## Written instruction
What lines of the data include the string "Mariota"? Copy them all.

[A run of records]
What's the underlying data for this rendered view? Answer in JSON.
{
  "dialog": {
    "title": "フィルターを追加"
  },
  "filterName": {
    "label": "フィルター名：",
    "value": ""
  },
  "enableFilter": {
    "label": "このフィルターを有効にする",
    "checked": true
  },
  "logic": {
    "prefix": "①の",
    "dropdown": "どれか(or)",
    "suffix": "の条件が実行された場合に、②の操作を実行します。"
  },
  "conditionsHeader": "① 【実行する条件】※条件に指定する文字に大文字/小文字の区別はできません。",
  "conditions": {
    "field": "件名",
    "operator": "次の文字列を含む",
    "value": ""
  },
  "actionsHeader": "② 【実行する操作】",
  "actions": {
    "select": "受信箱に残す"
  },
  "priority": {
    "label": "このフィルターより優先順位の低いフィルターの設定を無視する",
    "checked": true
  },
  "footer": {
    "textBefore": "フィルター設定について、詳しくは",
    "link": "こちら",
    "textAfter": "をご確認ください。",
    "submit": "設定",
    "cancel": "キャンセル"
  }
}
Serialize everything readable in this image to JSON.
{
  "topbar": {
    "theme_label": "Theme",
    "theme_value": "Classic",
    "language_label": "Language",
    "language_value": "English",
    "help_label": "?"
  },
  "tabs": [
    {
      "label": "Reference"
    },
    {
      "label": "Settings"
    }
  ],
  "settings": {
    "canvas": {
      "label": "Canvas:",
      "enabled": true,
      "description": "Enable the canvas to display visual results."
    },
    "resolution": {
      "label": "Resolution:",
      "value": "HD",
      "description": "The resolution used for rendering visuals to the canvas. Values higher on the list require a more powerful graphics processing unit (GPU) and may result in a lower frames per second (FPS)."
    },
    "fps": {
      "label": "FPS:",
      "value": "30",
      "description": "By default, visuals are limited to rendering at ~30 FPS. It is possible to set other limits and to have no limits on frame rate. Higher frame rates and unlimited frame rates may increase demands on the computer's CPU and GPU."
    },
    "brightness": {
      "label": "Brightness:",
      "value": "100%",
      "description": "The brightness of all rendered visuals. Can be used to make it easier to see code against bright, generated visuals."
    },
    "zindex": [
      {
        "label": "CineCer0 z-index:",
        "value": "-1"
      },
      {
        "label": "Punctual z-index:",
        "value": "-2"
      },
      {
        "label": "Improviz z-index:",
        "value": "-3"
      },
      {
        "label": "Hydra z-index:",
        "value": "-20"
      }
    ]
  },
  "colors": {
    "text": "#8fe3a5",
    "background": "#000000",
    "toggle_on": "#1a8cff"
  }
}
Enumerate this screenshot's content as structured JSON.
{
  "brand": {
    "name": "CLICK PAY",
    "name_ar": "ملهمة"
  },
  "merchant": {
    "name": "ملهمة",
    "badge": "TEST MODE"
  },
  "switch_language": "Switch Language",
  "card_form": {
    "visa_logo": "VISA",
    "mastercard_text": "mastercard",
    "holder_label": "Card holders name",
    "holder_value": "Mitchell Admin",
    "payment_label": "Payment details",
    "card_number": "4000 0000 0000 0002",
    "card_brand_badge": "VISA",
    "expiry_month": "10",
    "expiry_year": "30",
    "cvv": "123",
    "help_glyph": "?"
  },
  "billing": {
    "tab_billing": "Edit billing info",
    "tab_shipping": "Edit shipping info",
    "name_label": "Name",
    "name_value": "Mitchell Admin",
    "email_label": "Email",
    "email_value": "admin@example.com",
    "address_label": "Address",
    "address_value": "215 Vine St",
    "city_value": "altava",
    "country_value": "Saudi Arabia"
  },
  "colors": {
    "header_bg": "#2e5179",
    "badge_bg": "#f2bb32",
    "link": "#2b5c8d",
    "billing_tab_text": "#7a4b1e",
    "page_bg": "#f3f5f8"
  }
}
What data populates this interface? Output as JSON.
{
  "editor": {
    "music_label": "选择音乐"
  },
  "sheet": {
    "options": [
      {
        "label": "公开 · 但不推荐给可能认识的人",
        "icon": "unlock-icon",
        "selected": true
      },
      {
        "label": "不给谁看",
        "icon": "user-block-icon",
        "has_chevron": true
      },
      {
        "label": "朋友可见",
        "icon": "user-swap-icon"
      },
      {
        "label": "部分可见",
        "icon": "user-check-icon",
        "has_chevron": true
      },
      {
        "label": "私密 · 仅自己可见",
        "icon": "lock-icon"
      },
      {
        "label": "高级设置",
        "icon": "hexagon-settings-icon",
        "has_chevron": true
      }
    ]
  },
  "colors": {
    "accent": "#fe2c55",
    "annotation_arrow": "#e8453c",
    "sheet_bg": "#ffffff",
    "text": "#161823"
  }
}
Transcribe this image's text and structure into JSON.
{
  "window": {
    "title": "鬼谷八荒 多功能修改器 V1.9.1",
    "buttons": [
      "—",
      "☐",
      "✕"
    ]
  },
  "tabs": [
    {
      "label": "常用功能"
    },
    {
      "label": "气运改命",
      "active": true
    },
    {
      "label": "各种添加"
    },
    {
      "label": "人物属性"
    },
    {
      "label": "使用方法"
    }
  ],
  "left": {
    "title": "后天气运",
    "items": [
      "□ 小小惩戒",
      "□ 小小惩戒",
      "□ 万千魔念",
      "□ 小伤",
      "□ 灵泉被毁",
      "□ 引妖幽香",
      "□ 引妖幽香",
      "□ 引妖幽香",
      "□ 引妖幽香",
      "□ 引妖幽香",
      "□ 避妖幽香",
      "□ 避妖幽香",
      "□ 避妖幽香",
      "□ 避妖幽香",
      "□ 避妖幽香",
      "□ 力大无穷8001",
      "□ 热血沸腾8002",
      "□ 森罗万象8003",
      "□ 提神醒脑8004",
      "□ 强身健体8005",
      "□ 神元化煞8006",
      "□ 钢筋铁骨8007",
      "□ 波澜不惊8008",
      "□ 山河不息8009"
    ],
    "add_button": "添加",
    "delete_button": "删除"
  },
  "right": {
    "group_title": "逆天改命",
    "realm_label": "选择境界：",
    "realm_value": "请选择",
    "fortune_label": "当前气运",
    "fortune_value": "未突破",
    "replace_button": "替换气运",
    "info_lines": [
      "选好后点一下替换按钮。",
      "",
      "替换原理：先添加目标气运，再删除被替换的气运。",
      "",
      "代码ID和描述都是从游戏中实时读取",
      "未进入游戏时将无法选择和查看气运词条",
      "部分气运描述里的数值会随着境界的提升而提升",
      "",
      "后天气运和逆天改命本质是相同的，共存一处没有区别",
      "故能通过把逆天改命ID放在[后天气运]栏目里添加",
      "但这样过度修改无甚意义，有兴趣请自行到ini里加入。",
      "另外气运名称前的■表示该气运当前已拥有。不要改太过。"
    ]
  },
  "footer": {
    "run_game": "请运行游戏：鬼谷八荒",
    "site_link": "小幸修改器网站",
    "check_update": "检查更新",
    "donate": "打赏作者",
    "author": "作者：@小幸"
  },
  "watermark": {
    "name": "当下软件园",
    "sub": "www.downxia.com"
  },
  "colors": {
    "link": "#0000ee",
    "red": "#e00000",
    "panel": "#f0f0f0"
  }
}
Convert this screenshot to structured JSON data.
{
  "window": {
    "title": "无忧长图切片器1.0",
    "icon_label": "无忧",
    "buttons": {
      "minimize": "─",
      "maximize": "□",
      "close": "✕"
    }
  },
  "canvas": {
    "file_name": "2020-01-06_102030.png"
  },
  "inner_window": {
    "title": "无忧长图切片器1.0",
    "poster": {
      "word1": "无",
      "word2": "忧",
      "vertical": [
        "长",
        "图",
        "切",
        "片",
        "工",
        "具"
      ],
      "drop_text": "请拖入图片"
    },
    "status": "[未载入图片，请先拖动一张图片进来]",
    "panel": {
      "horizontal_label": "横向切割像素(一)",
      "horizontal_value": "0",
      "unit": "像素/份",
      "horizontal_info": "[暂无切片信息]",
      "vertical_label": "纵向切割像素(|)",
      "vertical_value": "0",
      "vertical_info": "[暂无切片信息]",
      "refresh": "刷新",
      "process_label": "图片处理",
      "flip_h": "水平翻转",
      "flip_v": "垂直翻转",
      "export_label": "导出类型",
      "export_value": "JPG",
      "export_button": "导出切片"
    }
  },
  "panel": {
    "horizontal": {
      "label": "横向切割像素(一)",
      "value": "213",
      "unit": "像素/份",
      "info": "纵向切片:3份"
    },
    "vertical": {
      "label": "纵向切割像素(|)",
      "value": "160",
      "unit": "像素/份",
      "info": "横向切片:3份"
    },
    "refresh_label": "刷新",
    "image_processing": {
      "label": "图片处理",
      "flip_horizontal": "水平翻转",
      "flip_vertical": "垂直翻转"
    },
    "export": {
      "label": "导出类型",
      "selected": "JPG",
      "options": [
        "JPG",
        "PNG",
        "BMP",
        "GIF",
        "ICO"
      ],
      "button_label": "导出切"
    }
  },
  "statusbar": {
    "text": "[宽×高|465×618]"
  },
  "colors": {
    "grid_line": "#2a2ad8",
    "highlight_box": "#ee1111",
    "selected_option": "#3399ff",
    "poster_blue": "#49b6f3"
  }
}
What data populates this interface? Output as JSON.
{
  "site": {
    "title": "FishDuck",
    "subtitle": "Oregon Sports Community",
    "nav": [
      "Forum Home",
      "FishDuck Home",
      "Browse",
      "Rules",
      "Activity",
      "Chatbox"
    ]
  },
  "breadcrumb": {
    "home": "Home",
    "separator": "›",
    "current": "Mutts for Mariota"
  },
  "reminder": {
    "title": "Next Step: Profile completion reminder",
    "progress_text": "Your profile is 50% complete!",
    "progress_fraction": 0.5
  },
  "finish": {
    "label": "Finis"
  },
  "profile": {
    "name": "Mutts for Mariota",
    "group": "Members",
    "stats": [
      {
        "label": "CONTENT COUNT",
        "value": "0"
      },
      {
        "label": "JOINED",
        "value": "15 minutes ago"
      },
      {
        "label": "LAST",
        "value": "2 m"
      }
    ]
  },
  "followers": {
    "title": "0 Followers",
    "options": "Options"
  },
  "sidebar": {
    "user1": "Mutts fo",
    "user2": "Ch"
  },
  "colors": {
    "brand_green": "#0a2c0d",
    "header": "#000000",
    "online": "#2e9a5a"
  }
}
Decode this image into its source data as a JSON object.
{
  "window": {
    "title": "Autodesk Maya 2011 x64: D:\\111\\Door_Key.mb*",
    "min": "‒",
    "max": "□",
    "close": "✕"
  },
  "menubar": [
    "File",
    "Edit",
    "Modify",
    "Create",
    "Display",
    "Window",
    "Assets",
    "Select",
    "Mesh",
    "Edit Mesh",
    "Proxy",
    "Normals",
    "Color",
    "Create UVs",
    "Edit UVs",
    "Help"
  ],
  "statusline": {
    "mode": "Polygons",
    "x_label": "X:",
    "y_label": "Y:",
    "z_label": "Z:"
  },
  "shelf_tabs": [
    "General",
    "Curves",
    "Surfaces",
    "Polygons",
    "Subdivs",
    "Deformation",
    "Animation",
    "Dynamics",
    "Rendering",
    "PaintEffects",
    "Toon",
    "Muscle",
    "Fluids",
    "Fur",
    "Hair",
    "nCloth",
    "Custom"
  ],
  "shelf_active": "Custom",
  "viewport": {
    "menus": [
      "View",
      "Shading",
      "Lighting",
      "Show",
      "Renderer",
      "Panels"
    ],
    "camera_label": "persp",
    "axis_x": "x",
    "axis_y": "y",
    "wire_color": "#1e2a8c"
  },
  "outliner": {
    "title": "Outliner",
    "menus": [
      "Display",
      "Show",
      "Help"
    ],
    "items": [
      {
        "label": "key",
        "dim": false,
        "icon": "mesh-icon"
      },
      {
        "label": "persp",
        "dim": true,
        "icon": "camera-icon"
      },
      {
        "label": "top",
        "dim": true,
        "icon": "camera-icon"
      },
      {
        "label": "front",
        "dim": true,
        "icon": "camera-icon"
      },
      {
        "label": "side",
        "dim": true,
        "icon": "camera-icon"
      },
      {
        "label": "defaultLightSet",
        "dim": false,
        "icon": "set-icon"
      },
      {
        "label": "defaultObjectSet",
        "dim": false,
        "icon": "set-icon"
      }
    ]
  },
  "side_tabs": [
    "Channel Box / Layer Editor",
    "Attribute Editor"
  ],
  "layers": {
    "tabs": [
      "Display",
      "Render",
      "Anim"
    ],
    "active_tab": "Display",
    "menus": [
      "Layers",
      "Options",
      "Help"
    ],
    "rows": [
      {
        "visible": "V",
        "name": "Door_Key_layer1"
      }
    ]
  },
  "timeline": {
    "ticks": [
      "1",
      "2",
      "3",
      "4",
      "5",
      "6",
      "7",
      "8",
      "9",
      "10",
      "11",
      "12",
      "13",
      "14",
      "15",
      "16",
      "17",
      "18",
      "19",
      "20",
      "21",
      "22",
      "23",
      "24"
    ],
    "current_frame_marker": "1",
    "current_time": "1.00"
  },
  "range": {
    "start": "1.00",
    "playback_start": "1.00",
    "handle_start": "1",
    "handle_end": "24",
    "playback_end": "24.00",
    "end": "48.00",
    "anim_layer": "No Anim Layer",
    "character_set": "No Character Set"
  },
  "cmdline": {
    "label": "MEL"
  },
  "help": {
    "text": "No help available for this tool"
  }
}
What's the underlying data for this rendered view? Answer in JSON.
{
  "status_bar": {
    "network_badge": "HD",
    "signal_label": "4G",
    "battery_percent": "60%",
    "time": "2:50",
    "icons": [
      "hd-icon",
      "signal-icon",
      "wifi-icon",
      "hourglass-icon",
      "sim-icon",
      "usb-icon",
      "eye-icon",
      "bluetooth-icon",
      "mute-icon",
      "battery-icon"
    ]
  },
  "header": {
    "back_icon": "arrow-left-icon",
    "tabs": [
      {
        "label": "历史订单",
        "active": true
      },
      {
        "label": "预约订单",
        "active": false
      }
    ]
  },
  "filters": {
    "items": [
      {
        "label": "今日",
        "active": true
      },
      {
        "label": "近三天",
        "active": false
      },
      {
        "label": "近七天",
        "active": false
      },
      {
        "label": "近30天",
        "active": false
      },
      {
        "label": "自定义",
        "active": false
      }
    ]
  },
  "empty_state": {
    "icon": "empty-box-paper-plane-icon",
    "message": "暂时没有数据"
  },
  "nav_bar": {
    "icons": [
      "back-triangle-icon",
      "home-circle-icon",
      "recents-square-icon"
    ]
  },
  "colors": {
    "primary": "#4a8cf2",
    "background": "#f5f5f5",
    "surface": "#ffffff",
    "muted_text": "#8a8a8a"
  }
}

## Solution for this task
    "current": "Mutts for Mariota"
    "name": "Mutts for Mariota",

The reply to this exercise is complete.